## WRITTEN TASK
Output all the entries word for word. Omit the pictures.

Dataset rows about figures:
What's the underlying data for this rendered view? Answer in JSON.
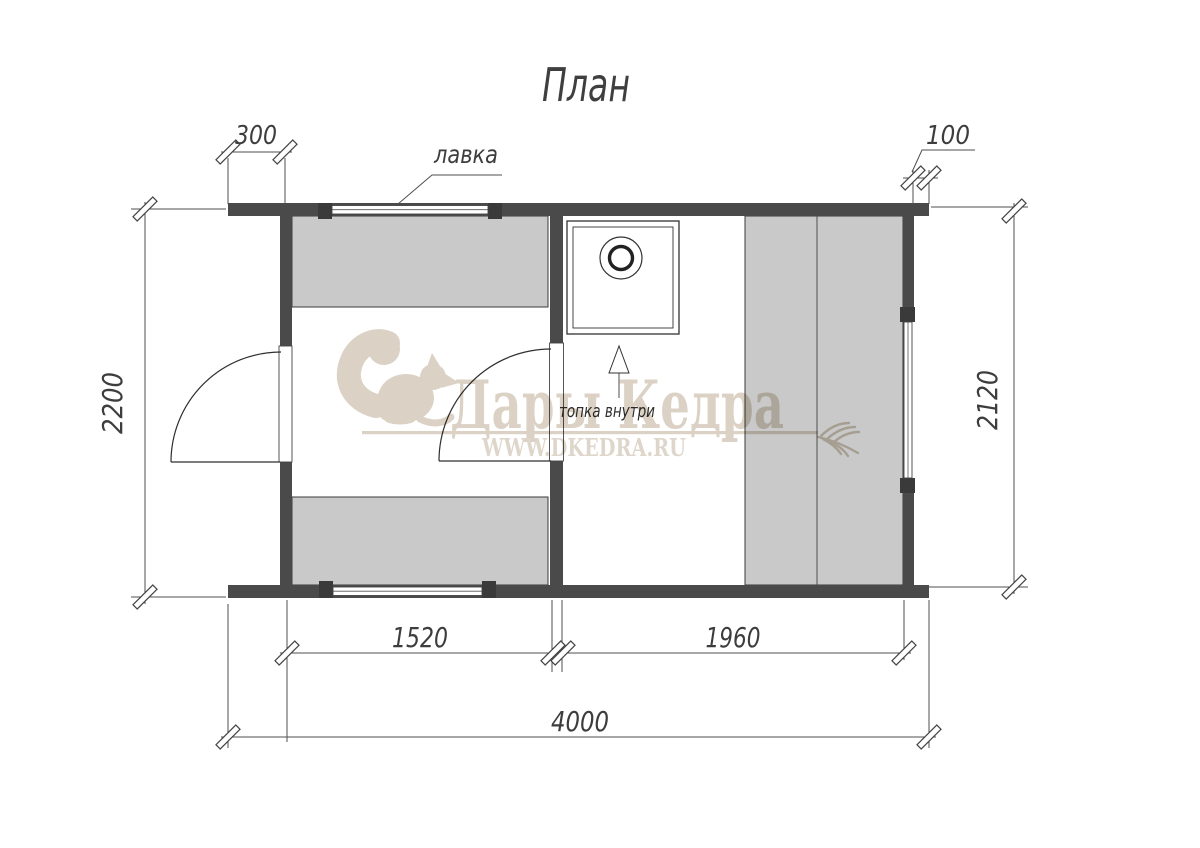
{
  "title": "План",
  "labels": {
    "bench": "лавка",
    "stove_note": "топка внутри"
  },
  "dimensions": {
    "overhang_left": "300",
    "overhang_right": "100",
    "depth_left": "2200",
    "depth_right": "2120",
    "room_steam_length": "1520",
    "room_rest_length": "1960",
    "total_length": "4000"
  },
  "watermark": {
    "brand": "Дары Кедра",
    "website": "WWW.DKEDRA.RU"
  },
  "colors": {
    "wall": "#4a4a4a",
    "bench_fill": "#c9c9c9",
    "line": "#4f4f4f",
    "text": "#3d3d3d",
    "watermark": "#d9cfc1",
    "background": "#ffffff"
  }
}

## EXPECTED OUTPUT
What's the underlying data for this rendered view? Answer in JSON.
{
  "title": "План",
  "labels": {
    "bench": "лавка",
    "stove_note": "топка внутри"
  },
  "dimensions": {
    "overhang_left": "300",
    "overhang_right": "100",
    "depth_left": "2200",
    "depth_right": "2120",
    "room_steam_length": "1520",
    "room_rest_length": "1960",
    "total_length": "4000"
  },
  "watermark": {
    "brand": "Дары Кедра",
    "website": "WWW.DKEDRA.RU"
  },
  "colors": {
    "wall": "#4a4a4a",
    "bench_fill": "#c9c9c9",
    "line": "#4f4f4f",
    "text": "#3d3d3d",
    "watermark": "#d9cfc1",
    "background": "#ffffff"
  }
}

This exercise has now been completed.